___ Extract provided ___
At this time I would like to turn back the discussion to Kevin.

 

Kevin Kerns:                  Thanks, Frank.  Over the next few minutes I would like to highlight the key business developments for the third quarter and share with you some of the initial successes with our new Version 6 product.

 

During the third quarter the company received a total of nine new customer orders.  New customer orders were received again from Canadian Rail, Bank of America, Electrolux, Unis’s (sp) Corporation for the State of Louisiana, Ford Motor Company, and Suffolk Federal Credit Union.  The company also received significant add-on orders from the Veterans Health Administration, Accenture and C3I.  In addition to these the company received a significant number of operating orders from existing customers looking to take advantage of many of the new capabilities offered by the Version 6 release.  Our new product capabilities such as speech recognition, improved service while monitoring and reporting, and secure web chat and collaboration to architectural improvements such as increased scalability, improved network resiliency and fault tolerance depending on the customer and their particular business requirements there are a host of advantages offered by the new Version 6 solution.
___ Supplied material ___
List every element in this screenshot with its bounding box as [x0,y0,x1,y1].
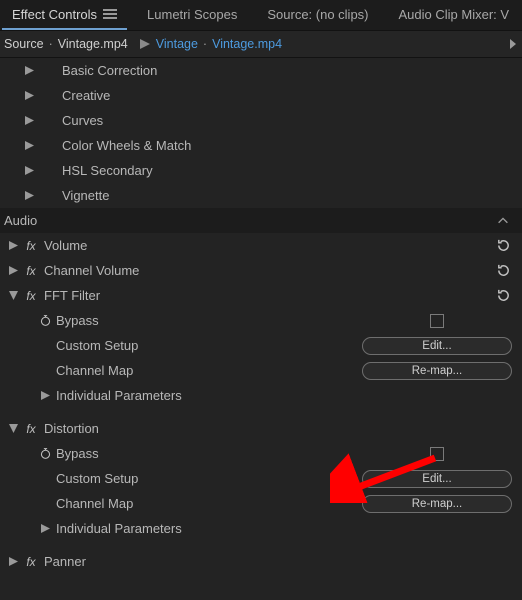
___
▶ Task instructions:
1/ In the third-quarter remarks, copy word for word the passage that starts at "Kevin Kerns:                  Thanks, Frank.  Over" and ends after "Version 6 product.".
2/ According to the third-quarter remarks, how many new customer orders did the company receive during the quarter?

▶ Full solutions:
1/
Kevin Kerns:                  Thanks, Frank.  Over the next few minutes I would like to highlight the key business developments for the third quarter and share with you some of the initial successes with our new Version 6 product.

2/ Nine.